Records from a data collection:
## begin
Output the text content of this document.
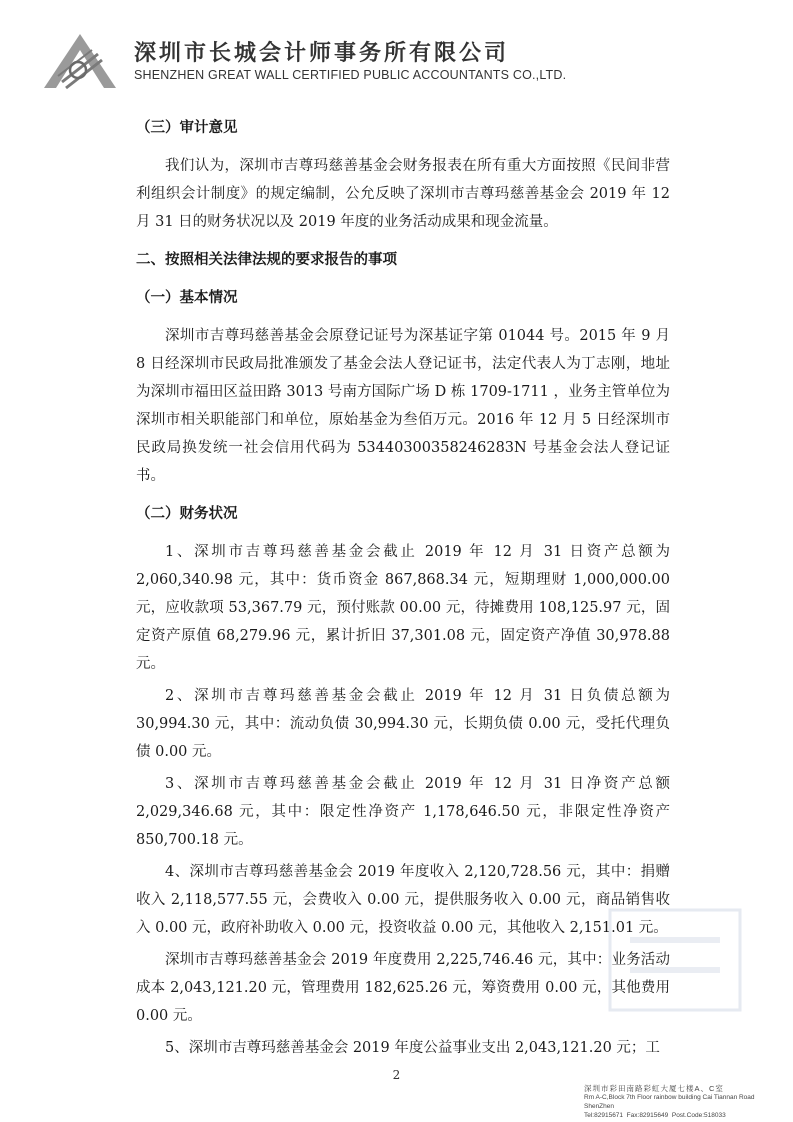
深圳市长城会计师事务所有限公司
SHENZHEN GREAT WALL CERTIFIED PUBLIC ACCOUNTANTS CO.,LTD.

（三）审计意见

我们认为，深圳市吉尊玛慈善基金会财务报表在所有重大方面按照《民间非营利组织会计制度》的规定编制，公允反映了深圳市吉尊玛慈善基金会 2019 年 12 月 31 日的财务状况以及 2019 年度的业务活动成果和现金流量。

二、按照相关法律法规的要求报告的事项

（一）基本情况

深圳市吉尊玛慈善基金会原登记证号为深基证字第 01044 号。2015 年 9 月 8 日经深圳市民政局批准颁发了基金会法人登记证书，法定代表人为丁志刚，地址为深圳市福田区益田路 3013 号南方国际广场 D 栋 1709-1711 ，业务主管单位为深圳市相关职能部门和单位，原始基金为叁佰万元。2016 年 12 月 5 日经深圳市民政局换发统一社会信用代码为 53440300358246283N 号基金会法人登记证书。

（二）财务状况

1、深圳市吉尊玛慈善基金会截止 2019 年 12 月 31 日资产总额为 2,060,340.98 元，其中：货币资金 867,868.34 元，短期理财 1,000,000.00 元，应收款项 53,367.79 元，预付账款 00.00 元，待摊费用 108,125.97 元，固定资产原值 68,279.96 元，累计折旧 37,301.08 元，固定资产净值 30,978.88 元。

2、深圳市吉尊玛慈善基金会截止 2019 年 12 月 31 日负债总额为 30,994.30 元，其中：流动负债 30,994.30 元，长期负债 0.00 元，受托代理负债 0.00 元。

3、深圳市吉尊玛慈善基金会截止 2019 年 12 月 31 日净资产总额 2,029,346.68 元，其中：限定性净资产 1,178,646.50 元，非限定性净资产 850,700.18 元。

4、深圳市吉尊玛慈善基金会 2019 年度收入 2,120,728.56 元，其中：捐赠收入 2,118,577.55 元，会费收入 0.00 元，提供服务收入 0.00 元，商品销售收入 0.00 元，政府补助收入 0.00 元，投资收益 0.00 元，其他收入 2,151.01 元。

深圳市吉尊玛慈善基金会 2019 年度费用 2,225,746.46 元，其中：业务活动成本 2,043,121.20 元，管理费用 182,625.26 元，筹资费用 0.00 元，其他费用 0.00 元。

5、深圳市吉尊玛慈善基金会 2019 年度公益事业支出 2,043,121.20 元；工

2
深圳市彩田南路彩虹大厦七楼A、C室
Rm A-C,Block 7th Floor rainbow building Cai Tiannan Road ShenZhen
Tel:82915671 Fax:82915649 Post.Code:518033
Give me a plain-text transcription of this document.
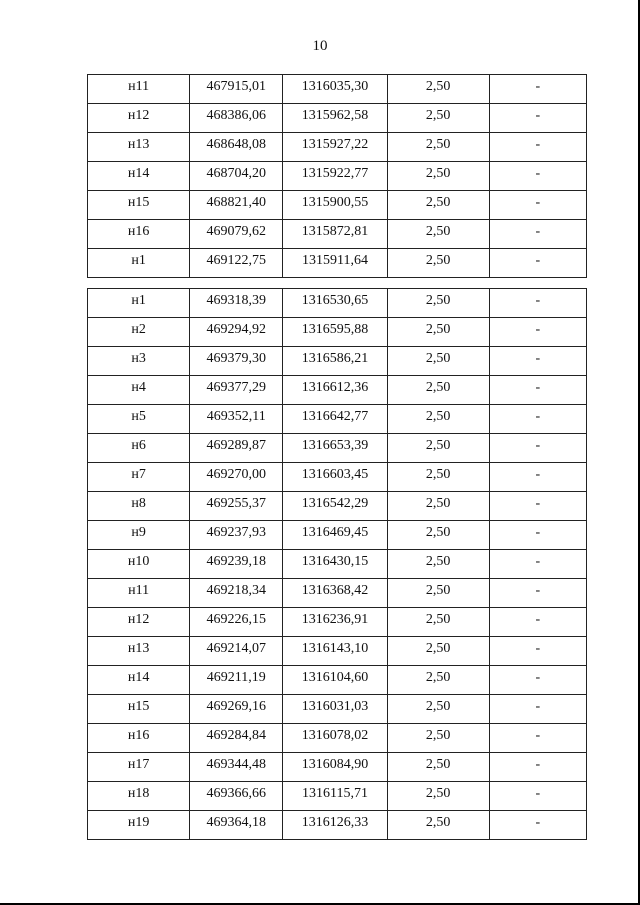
10
н11	467915,01	1316035,30	2,50	-
н12	468386,06	1315962,58	2,50	-
н13	468648,08	1315927,22	2,50	-
н14	468704,20	1315922,77	2,50	-
н15	468821,40	1315900,55	2,50	-
н16	469079,62	1315872,81	2,50	-
н1	469122,75	1315911,64	2,50	-

н1	469318,39	1316530,65	2,50	-
н2	469294,92	1316595,88	2,50	-
н3	469379,30	1316586,21	2,50	-
н4	469377,29	1316612,36	2,50	-
н5	469352,11	1316642,77	2,50	-
н6	469289,87	1316653,39	2,50	-
н7	469270,00	1316603,45	2,50	-
н8	469255,37	1316542,29	2,50	-
н9	469237,93	1316469,45	2,50	-
н10	469239,18	1316430,15	2,50	-
н11	469218,34	1316368,42	2,50	-
н12	469226,15	1316236,91	2,50	-
н13	469214,07	1316143,10	2,50	-
н14	469211,19	1316104,60	2,50	-
н15	469269,16	1316031,03	2,50	-
н16	469284,84	1316078,02	2,50	-
н17	469344,48	1316084,90	2,50	-
н18	469366,66	1316115,71	2,50	-
н19	469364,18	1316126,33	2,50	-
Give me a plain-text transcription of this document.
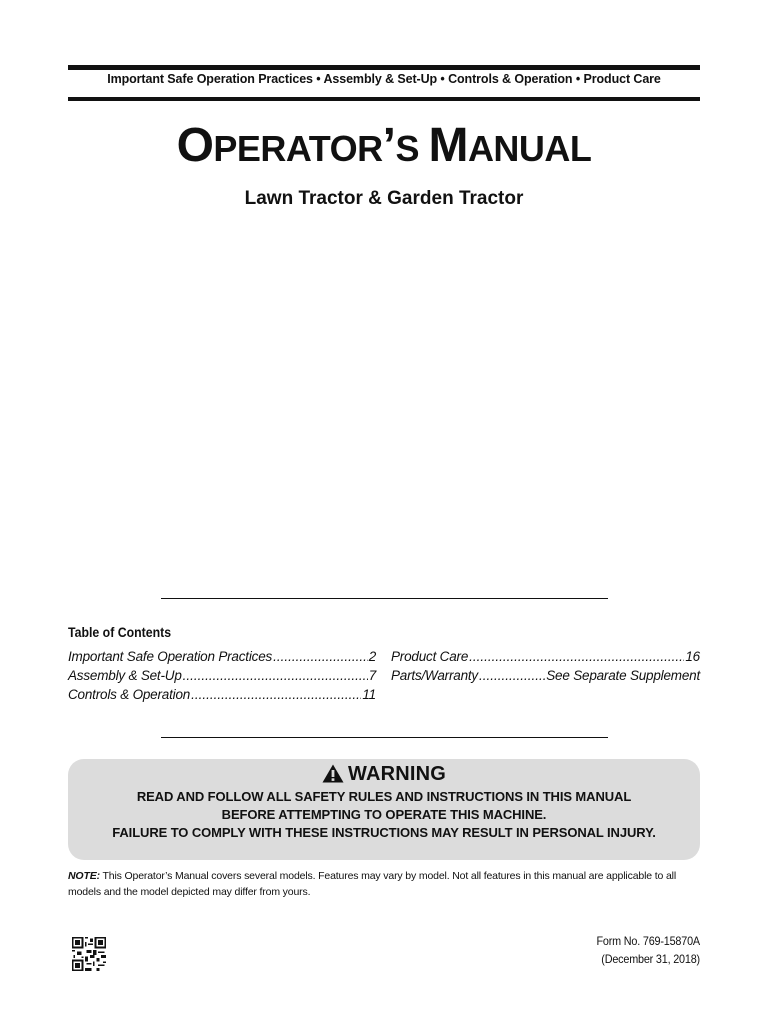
Important Safe Operation Practices • Assembly & Set-Up • Controls & Operation • Product Care
OPERATOR’S MANUAL
Lawn Tractor & Garden Tractor
Table of Contents
Important Safe Operation Practices .....	2
Assembly & Set-Up .....	7
Controls & Operation .....	11
Product Care .....	16
Parts/Warranty .....	See Separate Supplement
WARNING
READ AND FOLLOW ALL SAFETY RULES AND INSTRUCTIONS IN THIS MANUAL
BEFORE ATTEMPTING TO OPERATE THIS MACHINE.
FAILURE TO COMPLY WITH THESE INSTRUCTIONS MAY RESULT IN PERSONAL INJURY.
NOTE: This Operator’s Manual covers several models. Features may vary by model. Not all features in this manual are applicable to all models and the model depicted may differ from yours.
Form No. 769-15870A
(December 31, 2018)
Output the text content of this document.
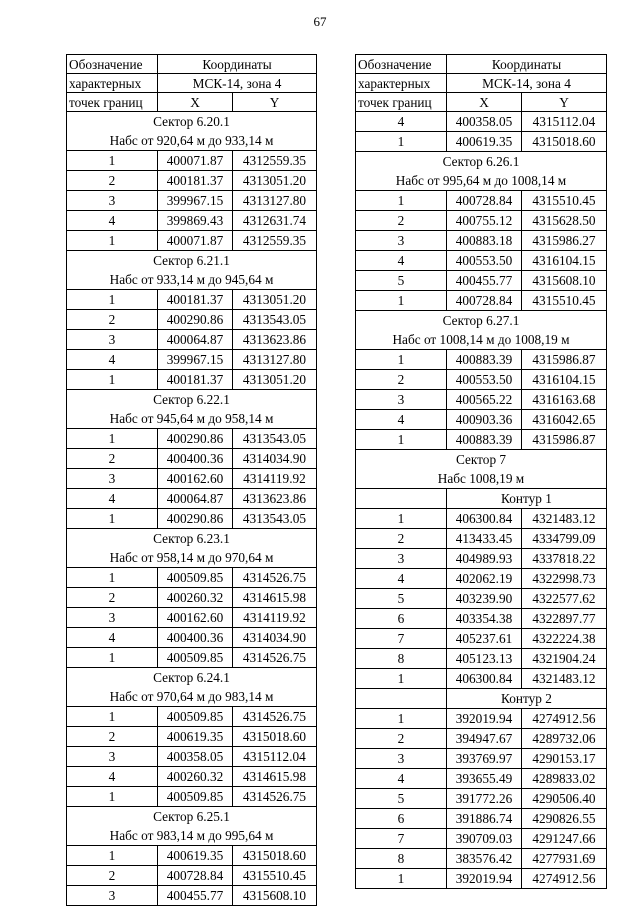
67
Обозначение	Координаты	
характерных	МСК-14, зона 4	
точек границ	X	Y
Сектор 6.20.1		
Набс от 920,64 м до 933,14 м		
1	400071.87	4312559.35
2	400181.37	4313051.20
3	399967.15	4313127.80
4	399869.43	4312631.74
1	400071.87	4312559.35
Сектор 6.21.1		
Набс от 933,14 м до 945,64 м		
1	400181.37	4313051.20
2	400290.86	4313543.05
3	400064.87	4313623.86
4	399967.15	4313127.80
1	400181.37	4313051.20
Сектор 6.22.1		
Набс от 945,64 м до 958,14 м		
1	400290.86	4313543.05
2	400400.36	4314034.90
3	400162.60	4314119.92
4	400064.87	4313623.86
1	400290.86	4313543.05
Сектор 6.23.1		
Набс от 958,14 м до 970,64 м		
1	400509.85	4314526.75
2	400260.32	4314615.98
3	400162.60	4314119.92
4	400400.36	4314034.90
1	400509.85	4314526.75
Сектор 6.24.1		
Набс от 970,64 м до 983,14 м		
1	400509.85	4314526.75
2	400619.35	4315018.60
3	400358.05	4315112.04
4	400260.32	4314615.98
1	400509.85	4314526.75
Сектор 6.25.1		
Набс от 983,14 м до 995,64 м		
1	400619.35	4315018.60
2	400728.84	4315510.45
3	400455.77	4315608.10
Обозначение	Координаты	
характерных	МСК-14, зона 4	
точек границ	X	Y
4	400358.05	4315112.04
1	400619.35	4315018.60
Сектор 6.26.1		
Набс от 995,64 м до 1008,14 м		
1	400728.84	4315510.45
2	400755.12	4315628.50
3	400883.18	4315986.27
4	400553.50	4316104.15
5	400455.77	4315608.10
1	400728.84	4315510.45
Сектор 6.27.1		
Набс от 1008,14 м до 1008,19 м		
1	400883.39	4315986.87
2	400553.50	4316104.15
3	400565.22	4316163.68
4	400903.36	4316042.65
1	400883.39	4315986.87
Сектор 7		
Набс 1008,19 м		
	Контур 1	
1	406300.84	4321483.12
2	413433.45	4334799.09
3	404989.93	4337818.22
4	402062.19	4322998.73
5	403239.90	4322577.62
6	403354.38	4322897.77
7	405237.61	4322224.38
8	405123.13	4321904.24
1	406300.84	4321483.12
	Контур 2	
1	392019.94	4274912.56
2	394947.67	4289732.06
3	393769.97	4290153.17
4	393655.49	4289833.02
5	391772.26	4290506.40
6	391886.74	4290826.55
7	390709.03	4291247.66
8	383576.42	4277931.69
1	392019.94	4274912.56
## end
Exclude the images and reproduce the remaining data exactly.

Output the text content of this document.
深圳市长城会计师事务所有限公司
SHENZHEN GREAT WALL CERTIFIED PUBLIC ACCOUNTANTS CO.,LTD.

（三）审计意见

我们认为，深圳市吉尊玛慈善基金会财务报表在所有重大方面按照《民间非营利组织会计制度》的规定编制，公允反映了深圳市吉尊玛慈善基金会 2019 年 12 月 31 日的财务状况以及 2019 年度的业务活动成果和现金流量。

二、按照相关法律法规的要求报告的事项

（一）基本情况

深圳市吉尊玛慈善基金会原登记证号为深基证字第 01044 号。2015 年 9 月 8 日经深圳市民政局批准颁发了基金会法人登记证书，法定代表人为丁志刚，地址为深圳市福田区益田路 3013 号南方国际广场 D 栋 1709-1711 ，业务主管单位为深圳市相关职能部门和单位，原始基金为叁佰万元。2016 年 12 月 5 日经深圳市民政局换发统一社会信用代码为 53440300358246283N 号基金会法人登记证书。

（二）财务状况

1、深圳市吉尊玛慈善基金会截止 2019 年 12 月 31 日资产总额为 2,060,340.98 元，其中：货币资金 867,868.34 元，短期理财 1,000,000.00 元，应收款项 53,367.79 元，预付账款 00.00 元，待摊费用 108,125.97 元，固定资产原值 68,279.96 元，累计折旧 37,301.08 元，固定资产净值 30,978.88 元。

2、深圳市吉尊玛慈善基金会截止 2019 年 12 月 31 日负债总额为 30,994.30 元，其中：流动负债 30,994.30 元，长期负债 0.00 元，受托代理负债 0.00 元。

3、深圳市吉尊玛慈善基金会截止 2019 年 12 月 31 日净资产总额 2,029,346.68 元，其中：限定性净资产 1,178,646.50 元，非限定性净资产 850,700.18 元。

4、深圳市吉尊玛慈善基金会 2019 年度收入 2,120,728.56 元，其中：捐赠收入 2,118,577.55 元，会费收入 0.00 元，提供服务收入 0.00 元，商品销售收入 0.00 元，政府补助收入 0.00 元，投资收益 0.00 元，其他收入 2,151.01 元。

深圳市吉尊玛慈善基金会 2019 年度费用 2,225,746.46 元，其中：业务活动成本 2,043,121.20 元，管理费用 182,625.26 元，筹资费用 0.00 元，其他费用 0.00 元。

5、深圳市吉尊玛慈善基金会 2019 年度公益事业支出 2,043,121.20 元；工

2
深圳市彩田南路彩虹大厦七楼A、C室
Rm A-C,Block 7th Floor rainbow building Cai Tiannan Road ShenZhen
Tel:82915671 Fax:82915649 Post.Code:518033
Give me a plain-text transcription of this document.
10
н11	467915,01	1316035,30	2,50	-
н12	468386,06	1315962,58	2,50	-
н13	468648,08	1315927,22	2,50	-
н14	468704,20	1315922,77	2,50	-
н15	468821,40	1315900,55	2,50	-
н16	469079,62	1315872,81	2,50	-
н1	469122,75	1315911,64	2,50	-

н1	469318,39	1316530,65	2,50	-
н2	469294,92	1316595,88	2,50	-
н3	469379,30	1316586,21	2,50	-
н4	469377,29	1316612,36	2,50	-
н5	469352,11	1316642,77	2,50	-
н6	469289,87	1316653,39	2,50	-
н7	469270,00	1316603,45	2,50	-
н8	469255,37	1316542,29	2,50	-
н9	469237,93	1316469,45	2,50	-
н10	469239,18	1316430,15	2,50	-
н11	469218,34	1316368,42	2,50	-
н12	469226,15	1316236,91	2,50	-
н13	469214,07	1316143,10	2,50	-
н14	469211,19	1316104,60	2,50	-
н15	469269,16	1316031,03	2,50	-
н16	469284,84	1316078,02	2,50	-
н17	469344,48	1316084,90	2,50	-
н18	469366,66	1316115,71	2,50	-
н19	469364,18	1316126,33	2,50	-
Give me a plain-text transcription of this document.
Important Safe Operation Practices • Assembly & Set-Up • Controls & Operation • Product Care
OPERATOR’S MANUAL
Lawn Tractor & Garden Tractor
Table of Contents
Important Safe Operation Practices .....	2
Assembly & Set-Up .....	7
Controls & Operation .....	11
Product Care .....	16
Parts/Warranty .....	See Separate Supplement
WARNING
READ AND FOLLOW ALL SAFETY RULES AND INSTRUCTIONS IN THIS MANUAL
BEFORE ATTEMPTING TO OPERATE THIS MACHINE.
FAILURE TO COMPLY WITH THESE INSTRUCTIONS MAY RESULT IN PERSONAL INJURY.
NOTE: This Operator’s Manual covers several models. Features may vary by model. Not all features in this manual are applicable to all models and the model depicted may differ from yours.
Form No. 769-15870A
(December 31, 2018)
Output the text content of this document.
67
Обозначение	Координаты	
характерных	МСК-14, зона 4	
точек границ	X	Y
Сектор 6.20.1		
Набс от 920,64 м до 933,14 м		
1	400071.87	4312559.35
2	400181.37	4313051.20
3	399967.15	4313127.80
4	399869.43	4312631.74
1	400071.87	4312559.35
Сектор 6.21.1		
Набс от 933,14 м до 945,64 м		
1	400181.37	4313051.20
2	400290.86	4313543.05
3	400064.87	4313623.86
4	399967.15	4313127.80
1	400181.37	4313051.20
Сектор 6.22.1		
Набс от 945,64 м до 958,14 м		
1	400290.86	4313543.05
2	400400.36	4314034.90
3	400162.60	4314119.92
4	400064.87	4313623.86
1	400290.86	4313543.05
Сектор 6.23.1		
Набс от 958,14 м до 970,64 м		
1	400509.85	4314526.75
2	400260.32	4314615.98
3	400162.60	4314119.92
4	400400.36	4314034.90
1	400509.85	4314526.75
Сектор 6.24.1		
Набс от 970,64 м до 983,14 м		
1	400509.85	4314526.75
2	400619.35	4315018.60
3	400358.05	4315112.04
4	400260.32	4314615.98
1	400509.85	4314526.75
Сектор 6.25.1		
Набс от 983,14 м до 995,64 м		
1	400619.35	4315018.60
2	400728.84	4315510.45
3	400455.77	4315608.10
Обозначение	Координаты	
характерных	МСК-14, зона 4	
точек границ	X	Y
4	400358.05	4315112.04
1	400619.35	4315018.60
Сектор 6.26.1		
Набс от 995,64 м до 1008,14 м		
1	400728.84	4315510.45
2	400755.12	4315628.50
3	400883.18	4315986.27
4	400553.50	4316104.15
5	400455.77	4315608.10
1	400728.84	4315510.45
Сектор 6.27.1		
Набс от 1008,14 м до 1008,19 м		
1	400883.39	4315986.87
2	400553.50	4316104.15
3	400565.22	4316163.68
4	400903.36	4316042.65
1	400883.39	4315986.87
Сектор 7		
Набс 1008,19 м		
	Контур 1	
1	406300.84	4321483.12
2	413433.45	4334799.09
3	404989.93	4337818.22
4	402062.19	4322998.73
5	403239.90	4322577.62
6	403354.38	4322897.77
7	405237.61	4322224.38
8	405123.13	4321904.24
1	406300.84	4321483.12
	Контур 2	
1	392019.94	4274912.56
2	394947.67	4289732.06
3	393769.97	4290153.17
4	393655.49	4289833.02
5	391772.26	4290506.40
6	391886.74	4290826.55
7	390709.03	4291247.66
8	383576.42	4277931.69
1	392019.94	4274912.56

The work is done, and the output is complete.